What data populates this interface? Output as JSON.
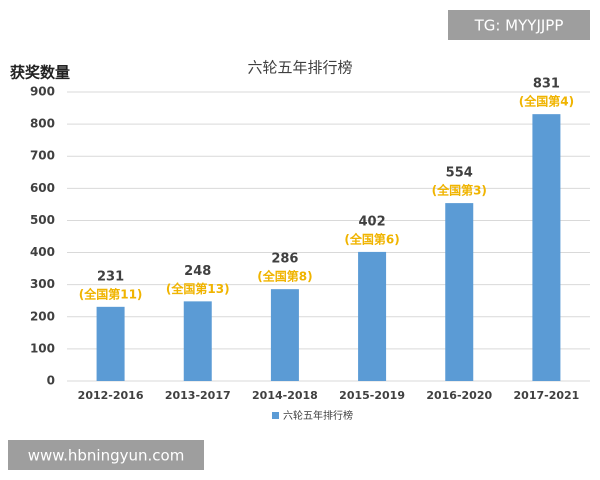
{
  "chart_data": {
    "type": "bar",
    "title": "六轮五年排行榜",
    "y_label": "获奖数量",
    "categories": [
      "2012-2016",
      "2013-2017",
      "2014-2018",
      "2015-2019",
      "2016-2020",
      "2017-2021"
    ],
    "series": [
      {
        "name": "六轮五年排行榜",
        "color": "#5b9bd5",
        "values": [
          231,
          248,
          286,
          402,
          554,
          831
        ]
      }
    ],
    "annotations": [
      "(全国第11)",
      "(全国第13)",
      "(全国第8)",
      "(全国第6)",
      "(全国第3)",
      "(全国第4)"
    ],
    "ylim": [
      0,
      900
    ],
    "yticks": [
      0,
      100,
      200,
      300,
      400,
      500,
      600,
      700,
      800,
      900
    ],
    "grid": true,
    "legend": "bottom"
  },
  "watermarks": [
    "TG: MYYJJPP",
    "www.hbningyun.com"
  ]
}
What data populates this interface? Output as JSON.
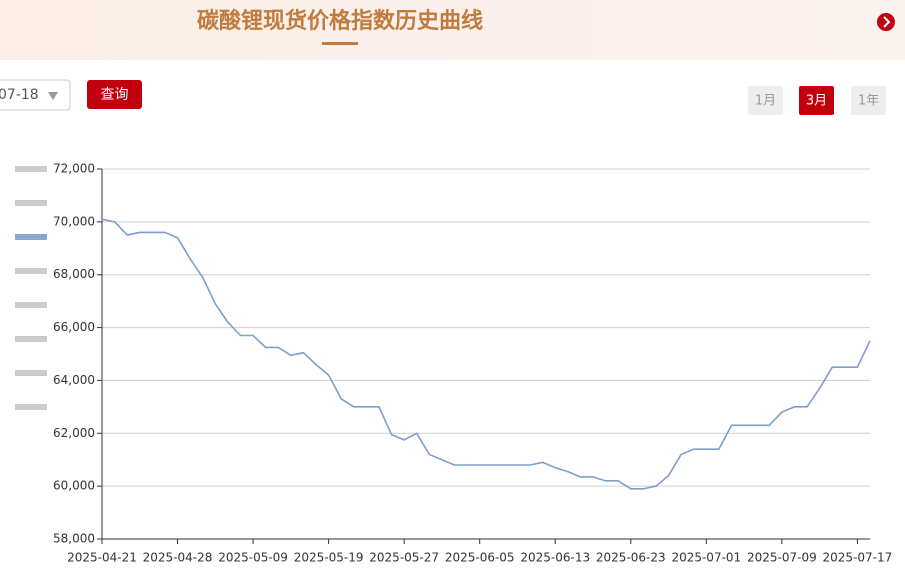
{
  "header": {
    "title": "碳酸锂现货价格指数历史曲线"
  },
  "controls": {
    "date": "07-18",
    "query": "查询",
    "periods": [
      "1月",
      "3月",
      "1年"
    ]
  },
  "chart_data": {
    "type": "line",
    "color": "#7d9fcc",
    "grid": true,
    "categories": [
      "2025-04-21",
      null,
      null,
      null,
      null,
      null,
      "2025-04-28",
      null,
      null,
      null,
      null,
      null,
      "2025-05-09",
      null,
      null,
      null,
      null,
      null,
      "2025-05-19",
      null,
      null,
      null,
      null,
      null,
      "2025-05-27",
      null,
      null,
      null,
      null,
      null,
      "2025-06-05",
      null,
      null,
      null,
      null,
      null,
      "2025-06-13",
      null,
      null,
      null,
      null,
      null,
      "2025-06-23",
      null,
      null,
      null,
      null,
      null,
      "2025-07-01",
      null,
      null,
      null,
      null,
      null,
      "2025-07-09",
      null,
      null,
      null,
      null,
      null,
      "2025-07-17",
      null
    ],
    "values": [
      70100,
      70000,
      69500,
      69600,
      69600,
      69600,
      69400,
      68600,
      67900,
      66900,
      66200,
      65700,
      65700,
      65250,
      65250,
      64950,
      65050,
      64600,
      64200,
      63300,
      63000,
      63000,
      63000,
      61950,
      61750,
      62000,
      61200,
      61000,
      60800,
      60800,
      60800,
      60800,
      60800,
      60800,
      60800,
      60900,
      60700,
      60550,
      60350,
      60350,
      60200,
      60200,
      59900,
      59900,
      60000,
      60400,
      61200,
      61400,
      61400,
      61400,
      62300,
      62300,
      62300,
      62300,
      62800,
      63000,
      63000,
      63700,
      64500,
      64500,
      64500,
      65500
    ],
    "ylim": [
      58000,
      72000
    ],
    "yticks": [
      {
        "value": 58000,
        "label": "58,000"
      },
      {
        "value": 60000,
        "label": "60,000"
      },
      {
        "value": 62000,
        "label": "62,000"
      },
      {
        "value": 64000,
        "label": "64,000"
      },
      {
        "value": 66000,
        "label": "66,000"
      },
      {
        "value": 68000,
        "label": "68,000"
      },
      {
        "value": 70000,
        "label": "70,000"
      },
      {
        "value": 72000,
        "label": "72,000"
      }
    ]
  }
}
----
• Instructions for the task: Reproduce all the records verbatim, excluding images.

• Answer below:
What data populates this interface? Output as JSON.
{
  "chart_data": {
    "type": "bar",
    "title": "六轮五年排行榜",
    "y_label": "获奖数量",
    "categories": [
      "2012-2016",
      "2013-2017",
      "2014-2018",
      "2015-2019",
      "2016-2020",
      "2017-2021"
    ],
    "series": [
      {
        "name": "六轮五年排行榜",
        "color": "#5b9bd5",
        "values": [
          231,
          248,
          286,
          402,
          554,
          831
        ]
      }
    ],
    "annotations": [
      "(全国第11)",
      "(全国第13)",
      "(全国第8)",
      "(全国第6)",
      "(全国第3)",
      "(全国第4)"
    ],
    "ylim": [
      0,
      900
    ],
    "yticks": [
      0,
      100,
      200,
      300,
      400,
      500,
      600,
      700,
      800,
      900
    ],
    "grid": true,
    "legend": "bottom"
  },
  "watermarks": [
    "TG: MYYJJPP",
    "www.hbningyun.com"
  ]
}
What data populates this interface? Output as JSON.
{
  "header": {
    "title": "碳酸锂现货价格指数历史曲线"
  },
  "controls": {
    "date": "07-18",
    "query": "查询",
    "periods": [
      "1月",
      "3月",
      "1年"
    ]
  },
  "chart_data": {
    "type": "line",
    "color": "#7d9fcc",
    "grid": true,
    "categories": [
      "2025-04-21",
      null,
      null,
      null,
      null,
      null,
      "2025-04-28",
      null,
      null,
      null,
      null,
      null,
      "2025-05-09",
      null,
      null,
      null,
      null,
      null,
      "2025-05-19",
      null,
      null,
      null,
      null,
      null,
      "2025-05-27",
      null,
      null,
      null,
      null,
      null,
      "2025-06-05",
      null,
      null,
      null,
      null,
      null,
      "2025-06-13",
      null,
      null,
      null,
      null,
      null,
      "2025-06-23",
      null,
      null,
      null,
      null,
      null,
      "2025-07-01",
      null,
      null,
      null,
      null,
      null,
      "2025-07-09",
      null,
      null,
      null,
      null,
      null,
      "2025-07-17",
      null
    ],
    "values": [
      70100,
      70000,
      69500,
      69600,
      69600,
      69600,
      69400,
      68600,
      67900,
      66900,
      66200,
      65700,
      65700,
      65250,
      65250,
      64950,
      65050,
      64600,
      64200,
      63300,
      63000,
      63000,
      63000,
      61950,
      61750,
      62000,
      61200,
      61000,
      60800,
      60800,
      60800,
      60800,
      60800,
      60800,
      60800,
      60900,
      60700,
      60550,
      60350,
      60350,
      60200,
      60200,
      59900,
      59900,
      60000,
      60400,
      61200,
      61400,
      61400,
      61400,
      62300,
      62300,
      62300,
      62300,
      62800,
      63000,
      63000,
      63700,
      64500,
      64500,
      64500,
      65500
    ],
    "ylim": [
      58000,
      72000
    ],
    "yticks": [
      {
        "value": 58000,
        "label": "58,000"
      },
      {
        "value": 60000,
        "label": "60,000"
      },
      {
        "value": 62000,
        "label": "62,000"
      },
      {
        "value": 64000,
        "label": "64,000"
      },
      {
        "value": 66000,
        "label": "66,000"
      },
      {
        "value": 68000,
        "label": "68,000"
      },
      {
        "value": 70000,
        "label": "70,000"
      },
      {
        "value": 72000,
        "label": "72,000"
      }
    ]
  }
}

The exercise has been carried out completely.